*Data extract:*
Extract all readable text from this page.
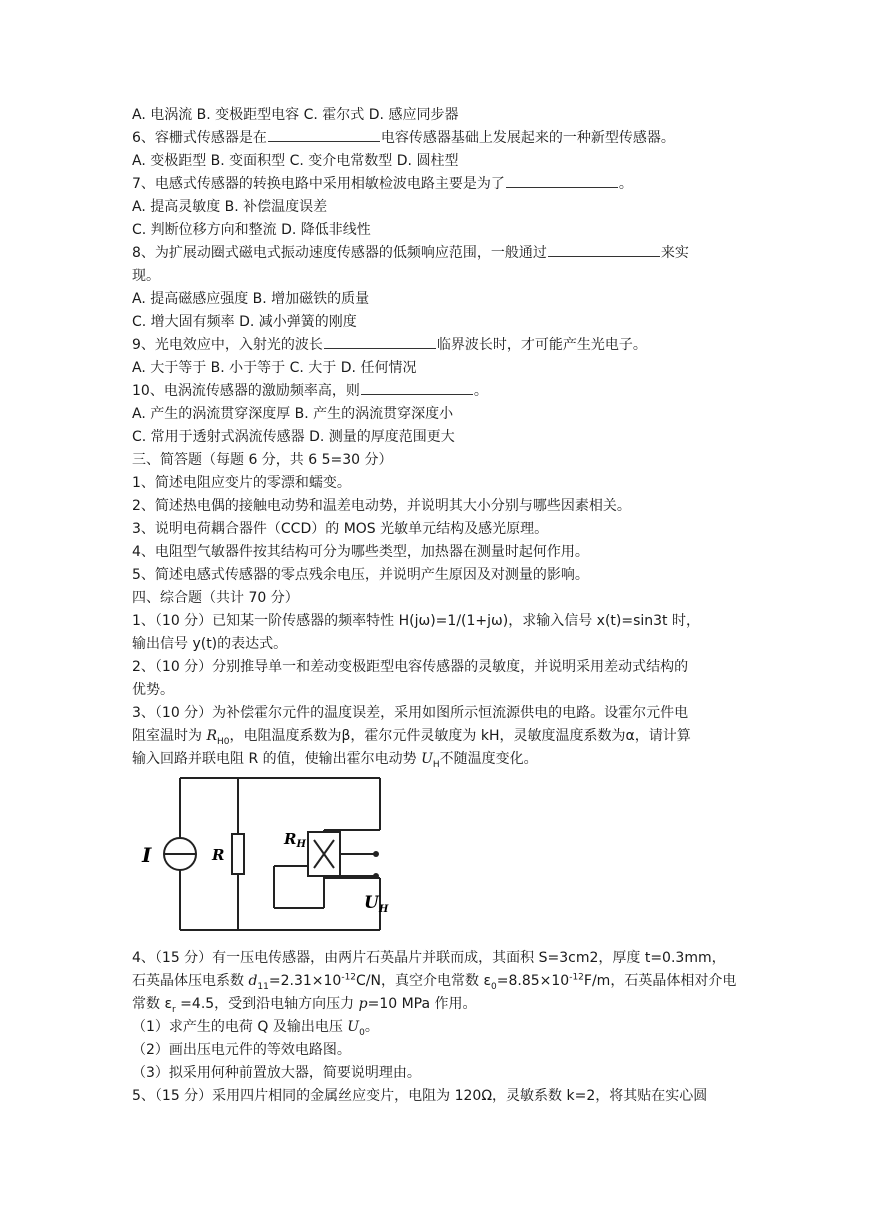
A. 电涡流 B. 变极距型电容 C. 霍尔式 D. 感应同步器
6、容栅式传感器是在	电容传感器基础上发展起来的一种新型传感器。
A. 变极距型 B. 变面积型 C. 变介电常数型 D. 圆柱型
7、电感式传感器的转换电路中采用相敏检波电路主要是为了	。
A. 提高灵敏度 B. 补偿温度误差
C. 判断位移方向和整流 D. 降低非线性
8、为扩展动圈式磁电式振动速度传感器的低频响应范围，一般通过	来实
现。
A. 提高磁感应强度 B. 增加磁铁的质量
C. 增大固有频率 D. 减小弹簧的刚度
9、光电效应中，入射光的波长	临界波长时，才可能产生光电子。
A. 大于等于 B. 小于等于 C. 大于 D. 任何情况
10、电涡流传感器的激励频率高，则	。
A. 产生的涡流贯穿深度厚 B. 产生的涡流贯穿深度小
C. 常用于透射式涡流传感器 D. 测量的厚度范围更大
三、简答题（每题 6 分，共 6 5=30 分）
1、简述电阻应变片的零漂和蠕变。
2、简述热电偶的接触电动势和温差电动势，并说明其大小分别与哪些因素相关。
3、说明电荷耦合器件（CCD）的 MOS 光敏单元结构及感光原理。
4、电阻型气敏器件按其结构可分为哪些类型，加热器在测量时起何作用。
5、简述电感式传感器的零点残余电压，并说明产生原因及对测量的影响。
四、综合题（共计 70 分）
1、（10 分）已知某一阶传感器的频率特性 H(jω)=1/(1+jω)，求输入信号 x(t)=sin3t 时，
输出信号 y(t)的表达式。
2、（10 分）分别推导单一和差动变极距型电容传感器的灵敏度，并说明采用差动式结构的
优势。
3、（10 分）为补偿霍尔元件的温度误差，采用如图所示恒流源供电的电路。设霍尔元件电
阻室温时为 $R_{H0}$，电阻温度系数为β，霍尔元件灵敏度为 kH，灵敏度温度系数为α，请计算
输入回路并联电阻 R 的值，使输出霍尔电动势 $U_H$不随温度变化。
I	R
$R_H$
$U_H$
4、（15 分）有一压电传感器，由两片石英晶片并联而成，其面积 S=3cm2，厚度 t=0.3mm，
石英晶体压电系数 $d_{11}=2.31\times 10^{-12}C/N$，真空介电常数 $\varepsilon_0=8.85\times 10^{-12}F/m$，石英晶体相对介电
常数 $\varepsilon_r =4.5$，受到沿电轴方向压力 p=10 MPa 作用。
（1）求产生的电荷 Q 及输出电压 $U_0$。
（2）画出压电元件的等效电路图。
（3）拟采用何种前置放大器，简要说明理由。
5、（15 分）采用四片相同的金属丝应变片，电阻为 120Ω，灵敏系数 k=2，将其贴在实心圆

*Aim:* With the pictures left out, transcribe the material exactly.

*Result for this exercise:*
Extract all readable text from this page.
A. 电涡流 B. 变极距型电容 C. 霍尔式 D. 感应同步器
6、容栅式传感器是在	电容传感器基础上发展起来的一种新型传感器。
A. 变极距型 B. 变面积型 C. 变介电常数型 D. 圆柱型
7、电感式传感器的转换电路中采用相敏检波电路主要是为了	。
A. 提高灵敏度 B. 补偿温度误差
C. 判断位移方向和整流 D. 降低非线性
8、为扩展动圈式磁电式振动速度传感器的低频响应范围，一般通过	来实
现。
A. 提高磁感应强度 B. 增加磁铁的质量
C. 增大固有频率 D. 减小弹簧的刚度
9、光电效应中，入射光的波长	临界波长时，才可能产生光电子。
A. 大于等于 B. 小于等于 C. 大于 D. 任何情况
10、电涡流传感器的激励频率高，则	。
A. 产生的涡流贯穿深度厚 B. 产生的涡流贯穿深度小
C. 常用于透射式涡流传感器 D. 测量的厚度范围更大
三、简答题（每题 6 分，共 6 5=30 分）
1、简述电阻应变片的零漂和蠕变。
2、简述热电偶的接触电动势和温差电动势，并说明其大小分别与哪些因素相关。
3、说明电荷耦合器件（CCD）的 MOS 光敏单元结构及感光原理。
4、电阻型气敏器件按其结构可分为哪些类型，加热器在测量时起何作用。
5、简述电感式传感器的零点残余电压，并说明产生原因及对测量的影响。
四、综合题（共计 70 分）
1、（10 分）已知某一阶传感器的频率特性 H(jω)=1/(1+jω)，求输入信号 x(t)=sin3t 时，
输出信号 y(t)的表达式。
2、（10 分）分别推导单一和差动变极距型电容传感器的灵敏度，并说明采用差动式结构的
优势。
3、（10 分）为补偿霍尔元件的温度误差，采用如图所示恒流源供电的电路。设霍尔元件电
阻室温时为 $R_{H0}$，电阻温度系数为β，霍尔元件灵敏度为 kH，灵敏度温度系数为α，请计算
输入回路并联电阻 R 的值，使输出霍尔电动势 $U_H$不随温度变化。
I	R
$R_H$
$U_H$
4、（15 分）有一压电传感器，由两片石英晶片并联而成，其面积 S=3cm2，厚度 t=0.3mm，
石英晶体压电系数 $d_{11}=2.31\times 10^{-12}C/N$，真空介电常数 $\varepsilon_0=8.85\times 10^{-12}F/m$，石英晶体相对介电
常数 $\varepsilon_r =4.5$，受到沿电轴方向压力 p=10 MPa 作用。
（1）求产生的电荷 Q 及输出电压 $U_0$。
（2）画出压电元件的等效电路图。
（3）拟采用何种前置放大器，简要说明理由。
5、（15 分）采用四片相同的金属丝应变片，电阻为 120Ω，灵敏系数 k=2，将其贴在实心圆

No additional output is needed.